Data supplied
╔══

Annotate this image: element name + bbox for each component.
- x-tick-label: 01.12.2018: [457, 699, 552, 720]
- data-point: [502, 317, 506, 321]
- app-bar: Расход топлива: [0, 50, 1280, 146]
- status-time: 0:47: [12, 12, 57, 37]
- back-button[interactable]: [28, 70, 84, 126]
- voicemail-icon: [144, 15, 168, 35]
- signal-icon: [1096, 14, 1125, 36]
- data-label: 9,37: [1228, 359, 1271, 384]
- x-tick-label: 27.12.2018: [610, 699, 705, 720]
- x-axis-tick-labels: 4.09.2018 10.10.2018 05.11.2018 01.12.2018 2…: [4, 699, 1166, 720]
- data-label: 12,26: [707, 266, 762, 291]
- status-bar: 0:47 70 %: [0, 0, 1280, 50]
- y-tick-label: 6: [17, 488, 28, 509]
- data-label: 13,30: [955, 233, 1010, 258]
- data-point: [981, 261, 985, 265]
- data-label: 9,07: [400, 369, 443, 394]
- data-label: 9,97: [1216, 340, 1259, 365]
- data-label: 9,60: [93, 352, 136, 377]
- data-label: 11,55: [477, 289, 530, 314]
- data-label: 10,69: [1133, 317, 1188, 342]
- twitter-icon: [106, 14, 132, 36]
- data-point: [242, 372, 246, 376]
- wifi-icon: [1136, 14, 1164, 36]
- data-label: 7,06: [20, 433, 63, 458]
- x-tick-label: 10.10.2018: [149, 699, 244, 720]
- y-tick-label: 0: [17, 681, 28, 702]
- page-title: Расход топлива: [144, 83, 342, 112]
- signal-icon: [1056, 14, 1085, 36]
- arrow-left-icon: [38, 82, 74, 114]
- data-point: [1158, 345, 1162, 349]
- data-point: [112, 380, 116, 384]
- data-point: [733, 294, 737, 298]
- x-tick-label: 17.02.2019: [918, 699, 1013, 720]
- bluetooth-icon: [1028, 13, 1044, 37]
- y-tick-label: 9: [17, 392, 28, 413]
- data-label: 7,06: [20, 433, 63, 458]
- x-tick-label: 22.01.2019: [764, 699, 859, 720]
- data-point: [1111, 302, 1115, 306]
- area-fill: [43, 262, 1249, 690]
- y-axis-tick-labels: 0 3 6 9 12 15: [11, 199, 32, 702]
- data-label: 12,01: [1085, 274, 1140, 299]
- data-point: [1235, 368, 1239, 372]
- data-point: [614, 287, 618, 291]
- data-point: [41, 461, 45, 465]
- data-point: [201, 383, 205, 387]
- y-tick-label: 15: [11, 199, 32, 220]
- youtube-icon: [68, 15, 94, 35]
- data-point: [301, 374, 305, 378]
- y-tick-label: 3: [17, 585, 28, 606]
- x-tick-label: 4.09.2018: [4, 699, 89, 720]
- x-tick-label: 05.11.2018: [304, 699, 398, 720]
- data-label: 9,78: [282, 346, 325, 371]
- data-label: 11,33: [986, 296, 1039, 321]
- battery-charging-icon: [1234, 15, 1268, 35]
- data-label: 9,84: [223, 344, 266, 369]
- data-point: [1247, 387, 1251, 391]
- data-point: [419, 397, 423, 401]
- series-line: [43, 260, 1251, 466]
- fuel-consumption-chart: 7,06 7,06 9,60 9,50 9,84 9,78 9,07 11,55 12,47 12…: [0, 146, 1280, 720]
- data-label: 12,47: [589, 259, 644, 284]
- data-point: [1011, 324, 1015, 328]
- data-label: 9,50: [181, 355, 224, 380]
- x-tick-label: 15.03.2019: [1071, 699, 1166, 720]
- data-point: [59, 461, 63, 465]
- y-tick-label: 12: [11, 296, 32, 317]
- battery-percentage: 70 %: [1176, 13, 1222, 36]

╚══

Direction
Convert the material above into a JSON list of strings, one string per line, and leave out any blank lines.

The solution
[
  "Annotate this image: element name + bbox for each component.",
  "- x-tick-label: 01.12.2018: [457, 699, 552, 720]",
  "- data-point: [502, 317, 506, 321]",
  "- app-bar: Расход топлива: [0, 50, 1280, 146]",
  "- status-time: 0:47: [12, 12, 57, 37]",
  "- back-button[interactable]: [28, 70, 84, 126]",
  "- voicemail-icon: [144, 15, 168, 35]",
  "- signal-icon: [1096, 14, 1125, 36]",
  "- data-label: 9,37: [1228, 359, 1271, 384]",
  "- x-tick-label: 27.12.2018: [610, 699, 705, 720]",
  "- x-axis-tick-labels: 4.09.2018 10.10.2018 05.11.2018 01.12.2018 2…: [4, 699, 1166, 720]",
  "- data-label: 12,26: [707, 266, 762, 291]",
  "- status-bar: 0:47 70 %: [0, 0, 1280, 50]",
  "- y-tick-label: 6: [17, 488, 28, 509]",
  "- data-label: 13,30: [955, 233, 1010, 258]",
  "- data-point: [981, 261, 985, 265]",
  "- data-label: 9,07: [400, 369, 443, 394]",
  "- data-label: 9,97: [1216, 340, 1259, 365]",
  "- data-label: 9,60: [93, 352, 136, 377]",
  "- data-label: 11,55: [477, 289, 530, 314]",
  "- data-label: 10,69: [1133, 317, 1188, 342]",
  "- twitter-icon: [106, 14, 132, 36]",
  "- data-point: [242, 372, 246, 376]",
  "- wifi-icon: [1136, 14, 1164, 36]",
  "- data-label: 7,06: [20, 433, 63, 458]",
  "- x-tick-label: 10.10.2018: [149, 699, 244, 720]",
  "- y-tick-label: 0: [17, 681, 28, 702]",
  "- page-title: Расход топлива: [144, 83, 342, 112]",
  "- signal-icon: [1056, 14, 1085, 36]",
  "- arrow-left-icon: [38, 82, 74, 114]",
  "- data-point: [1158, 345, 1162, 349]",
  "- data-point: [112, 380, 116, 384]",
  "- data-point: [733, 294, 737, 298]",
  "- x-tick-label: 17.02.2019: [918, 699, 1013, 720]",
  "- bluetooth-icon: [1028, 13, 1044, 37]",
  "- y-tick-label: 9: [17, 392, 28, 413]",
  "- data-label: 7,06: [20, 433, 63, 458]",
  "- x-tick-label: 22.01.2019: [764, 699, 859, 720]",
  "- data-point: [1111, 302, 1115, 306]",
  "- area-fill: [43, 262, 1249, 690]",
  "- y-axis-tick-labels: 0 3 6 9 12 15: [11, 199, 32, 702]",
  "- data-label: 12,01: [1085, 274, 1140, 299]",
  "- data-point: [1235, 368, 1239, 372]",
  "- data-point: [614, 287, 618, 291]",
  "- data-point: [41, 461, 45, 465]",
  "- data-point: [201, 383, 205, 387]",
  "- y-tick-label: 15: [11, 199, 32, 220]",
  "- youtube-icon: [68, 15, 94, 35]",
  "- data-point: [301, 374, 305, 378]",
  "- y-tick-label: 3: [17, 585, 28, 606]",
  "- x-tick-label: 4.09.2018: [4, 699, 89, 720]",
  "- x-tick-label: 05.11.2018: [304, 699, 398, 720]",
  "- data-label: 9,78: [282, 346, 325, 371]",
  "- data-label: 11,33: [986, 296, 1039, 321]",
  "- battery-charging-icon: [1234, 15, 1268, 35]",
  "- data-label: 9,84: [223, 344, 266, 369]",
  "- data-point: [1247, 387, 1251, 391]",
  "- data-point: [419, 397, 423, 401]",
  "- series-line: [43, 260, 1251, 466]",
  "- fuel-consumption-chart: 7,06 7,06 9,60 9,50 9,84 9,78 9,07 11,55 12,47 12…: [0, 146, 1280, 720]",
  "- data-label: 12,47: [589, 259, 644, 284]",
  "- data-point: [1011, 324, 1015, 328]",
  "- data-label: 9,50: [181, 355, 224, 380]",
  "- x-tick-label: 15.03.2019: [1071, 699, 1166, 720]",
  "- data-point: [59, 461, 63, 465]",
  "- y-tick-label: 12: [11, 296, 32, 317]",
  "- battery-percentage: 70 %: [1176, 13, 1222, 36]"
]